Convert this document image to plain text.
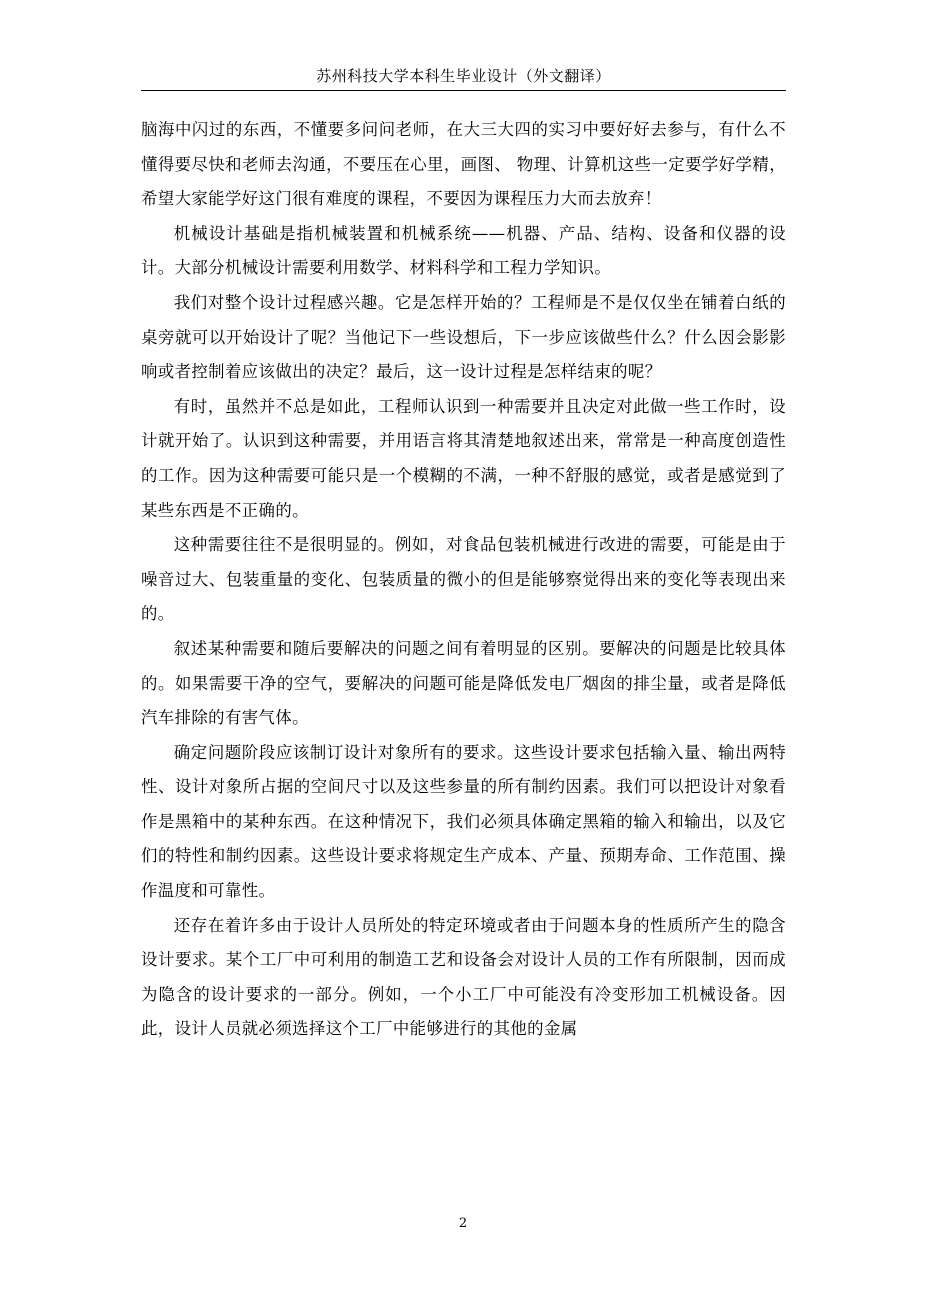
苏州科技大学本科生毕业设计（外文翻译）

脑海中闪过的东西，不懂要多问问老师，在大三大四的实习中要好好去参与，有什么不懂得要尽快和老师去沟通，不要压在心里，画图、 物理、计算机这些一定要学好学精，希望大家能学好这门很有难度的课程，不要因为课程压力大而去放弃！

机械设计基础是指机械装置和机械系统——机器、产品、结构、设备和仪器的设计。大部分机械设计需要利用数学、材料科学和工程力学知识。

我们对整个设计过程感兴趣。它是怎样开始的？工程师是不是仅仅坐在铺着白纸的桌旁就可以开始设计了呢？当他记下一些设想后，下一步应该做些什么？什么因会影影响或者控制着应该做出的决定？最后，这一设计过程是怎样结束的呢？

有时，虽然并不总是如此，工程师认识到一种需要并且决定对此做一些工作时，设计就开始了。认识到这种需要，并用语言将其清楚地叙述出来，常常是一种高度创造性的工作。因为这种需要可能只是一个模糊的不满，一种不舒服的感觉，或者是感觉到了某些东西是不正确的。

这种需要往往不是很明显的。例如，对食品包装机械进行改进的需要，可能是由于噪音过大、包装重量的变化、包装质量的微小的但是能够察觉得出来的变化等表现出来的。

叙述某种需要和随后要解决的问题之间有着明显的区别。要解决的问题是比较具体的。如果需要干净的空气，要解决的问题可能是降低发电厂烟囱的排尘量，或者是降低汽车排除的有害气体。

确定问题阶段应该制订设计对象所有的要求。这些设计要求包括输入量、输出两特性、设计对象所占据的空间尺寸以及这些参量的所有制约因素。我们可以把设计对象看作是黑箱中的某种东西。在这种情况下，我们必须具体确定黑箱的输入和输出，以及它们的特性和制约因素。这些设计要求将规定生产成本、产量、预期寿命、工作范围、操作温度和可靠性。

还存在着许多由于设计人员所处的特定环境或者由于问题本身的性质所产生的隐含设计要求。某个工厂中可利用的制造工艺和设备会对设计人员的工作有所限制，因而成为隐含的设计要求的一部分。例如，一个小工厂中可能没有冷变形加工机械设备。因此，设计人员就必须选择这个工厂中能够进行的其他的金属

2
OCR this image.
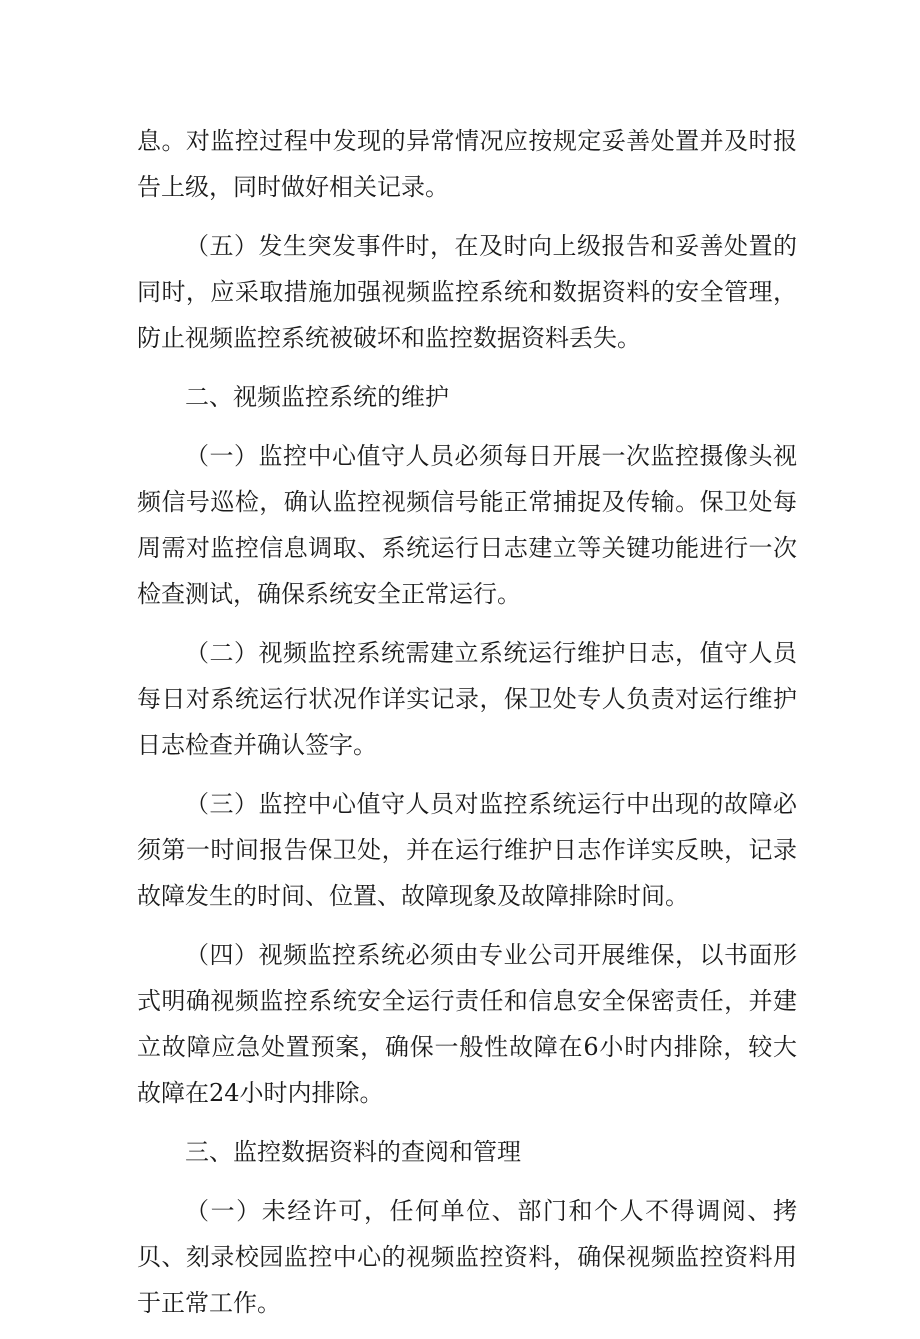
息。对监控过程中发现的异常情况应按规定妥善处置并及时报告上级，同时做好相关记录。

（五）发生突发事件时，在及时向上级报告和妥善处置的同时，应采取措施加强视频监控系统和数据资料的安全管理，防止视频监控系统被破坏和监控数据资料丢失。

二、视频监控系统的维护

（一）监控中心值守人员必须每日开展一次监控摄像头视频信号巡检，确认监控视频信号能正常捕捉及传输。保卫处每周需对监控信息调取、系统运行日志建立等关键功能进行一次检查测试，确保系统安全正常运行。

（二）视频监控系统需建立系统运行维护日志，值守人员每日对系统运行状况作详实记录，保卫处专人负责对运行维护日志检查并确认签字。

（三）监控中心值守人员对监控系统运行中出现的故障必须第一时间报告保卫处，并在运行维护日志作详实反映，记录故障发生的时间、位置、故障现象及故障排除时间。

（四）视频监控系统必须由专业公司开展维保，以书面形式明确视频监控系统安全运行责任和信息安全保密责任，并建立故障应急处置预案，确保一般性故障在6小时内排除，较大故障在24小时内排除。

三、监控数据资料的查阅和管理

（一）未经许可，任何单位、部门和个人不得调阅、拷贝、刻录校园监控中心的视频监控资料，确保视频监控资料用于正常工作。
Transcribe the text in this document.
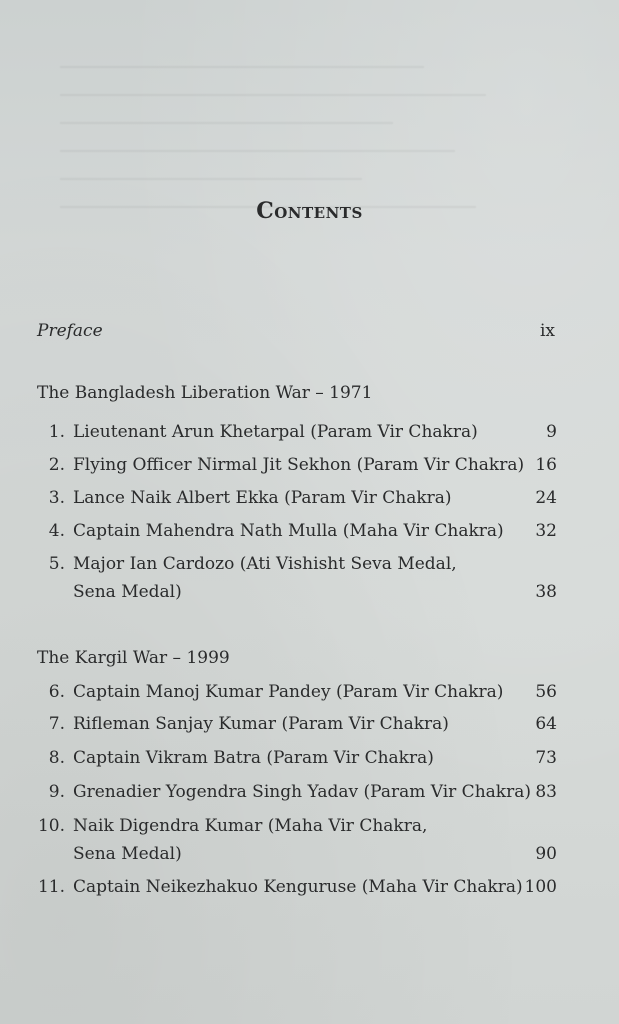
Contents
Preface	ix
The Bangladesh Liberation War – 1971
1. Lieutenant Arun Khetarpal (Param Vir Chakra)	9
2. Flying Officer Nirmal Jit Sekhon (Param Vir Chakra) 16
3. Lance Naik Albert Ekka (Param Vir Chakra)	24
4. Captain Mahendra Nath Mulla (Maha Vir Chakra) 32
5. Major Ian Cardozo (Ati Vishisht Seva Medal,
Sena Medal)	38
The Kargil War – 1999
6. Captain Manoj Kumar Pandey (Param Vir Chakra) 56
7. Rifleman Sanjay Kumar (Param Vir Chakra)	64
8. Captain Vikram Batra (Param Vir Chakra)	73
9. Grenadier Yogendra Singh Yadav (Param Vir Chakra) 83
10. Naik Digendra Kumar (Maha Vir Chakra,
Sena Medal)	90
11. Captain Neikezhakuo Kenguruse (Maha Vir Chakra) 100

..........

JOB:
Give all the lines above again, character for character, without pictures.

OUTPUT FOR THIS EXERCISE:
Convert this document image to plain text.
苏州科技大学本科生毕业设计（外文翻译）

脑海中闪过的东西，不懂要多问问老师，在大三大四的实习中要好好去参与，有什么不懂得要尽快和老师去沟通，不要压在心里，画图、 物理、计算机这些一定要学好学精，希望大家能学好这门很有难度的课程，不要因为课程压力大而去放弃！

机械设计基础是指机械装置和机械系统——机器、产品、结构、设备和仪器的设计。大部分机械设计需要利用数学、材料科学和工程力学知识。

我们对整个设计过程感兴趣。它是怎样开始的？工程师是不是仅仅坐在铺着白纸的桌旁就可以开始设计了呢？当他记下一些设想后，下一步应该做些什么？什么因会影影响或者控制着应该做出的决定？最后，这一设计过程是怎样结束的呢？

有时，虽然并不总是如此，工程师认识到一种需要并且决定对此做一些工作时，设计就开始了。认识到这种需要，并用语言将其清楚地叙述出来，常常是一种高度创造性的工作。因为这种需要可能只是一个模糊的不满，一种不舒服的感觉，或者是感觉到了某些东西是不正确的。

这种需要往往不是很明显的。例如，对食品包装机械进行改进的需要，可能是由于噪音过大、包装重量的变化、包装质量的微小的但是能够察觉得出来的变化等表现出来的。

叙述某种需要和随后要解决的问题之间有着明显的区别。要解决的问题是比较具体的。如果需要干净的空气，要解决的问题可能是降低发电厂烟囱的排尘量，或者是降低汽车排除的有害气体。

确定问题阶段应该制订设计对象所有的要求。这些设计要求包括输入量、输出两特性、设计对象所占据的空间尺寸以及这些参量的所有制约因素。我们可以把设计对象看作是黑箱中的某种东西。在这种情况下，我们必须具体确定黑箱的输入和输出，以及它们的特性和制约因素。这些设计要求将规定生产成本、产量、预期寿命、工作范围、操作温度和可靠性。

还存在着许多由于设计人员所处的特定环境或者由于问题本身的性质所产生的隐含设计要求。某个工厂中可利用的制造工艺和设备会对设计人员的工作有所限制，因而成为隐含的设计要求的一部分。例如，一个小工厂中可能没有冷变形加工机械设备。因此，设计人员就必须选择这个工厂中能够进行的其他的金属

2
OCR this image.
息。对监控过程中发现的异常情况应按规定妥善处置并及时报告上级，同时做好相关记录。

（五）发生突发事件时，在及时向上级报告和妥善处置的同时，应采取措施加强视频监控系统和数据资料的安全管理，防止视频监控系统被破坏和监控数据资料丢失。

二、视频监控系统的维护

（一）监控中心值守人员必须每日开展一次监控摄像头视频信号巡检，确认监控视频信号能正常捕捉及传输。保卫处每周需对监控信息调取、系统运行日志建立等关键功能进行一次检查测试，确保系统安全正常运行。

（二）视频监控系统需建立系统运行维护日志，值守人员每日对系统运行状况作详实记录，保卫处专人负责对运行维护日志检查并确认签字。

（三）监控中心值守人员对监控系统运行中出现的故障必须第一时间报告保卫处，并在运行维护日志作详实反映，记录故障发生的时间、位置、故障现象及故障排除时间。

（四）视频监控系统必须由专业公司开展维保，以书面形式明确视频监控系统安全运行责任和信息安全保密责任，并建立故障应急处置预案，确保一般性故障在6小时内排除，较大故障在24小时内排除。

三、监控数据资料的查阅和管理

（一）未经许可，任何单位、部门和个人不得调阅、拷贝、刻录校园监控中心的视频监控资料，确保视频监控资料用于正常工作。
Transcribe the text in this document.
Contents
Preface	ix
The Bangladesh Liberation War – 1971
1. Lieutenant Arun Khetarpal (Param Vir Chakra)	9
2. Flying Officer Nirmal Jit Sekhon (Param Vir Chakra) 16
3. Lance Naik Albert Ekka (Param Vir Chakra)	24
4. Captain Mahendra Nath Mulla (Maha Vir Chakra) 32
5. Major Ian Cardozo (Ati Vishisht Seva Medal,
Sena Medal)	38
The Kargil War – 1999
6. Captain Manoj Kumar Pandey (Param Vir Chakra) 56
7. Rifleman Sanjay Kumar (Param Vir Chakra)	64
8. Captain Vikram Batra (Param Vir Chakra)	73
9. Grenadier Yogendra Singh Yadav (Param Vir Chakra) 83
10. Naik Digendra Kumar (Maha Vir Chakra,
Sena Medal)	90
11. Captain Neikezhakuo Kenguruse (Maha Vir Chakra) 100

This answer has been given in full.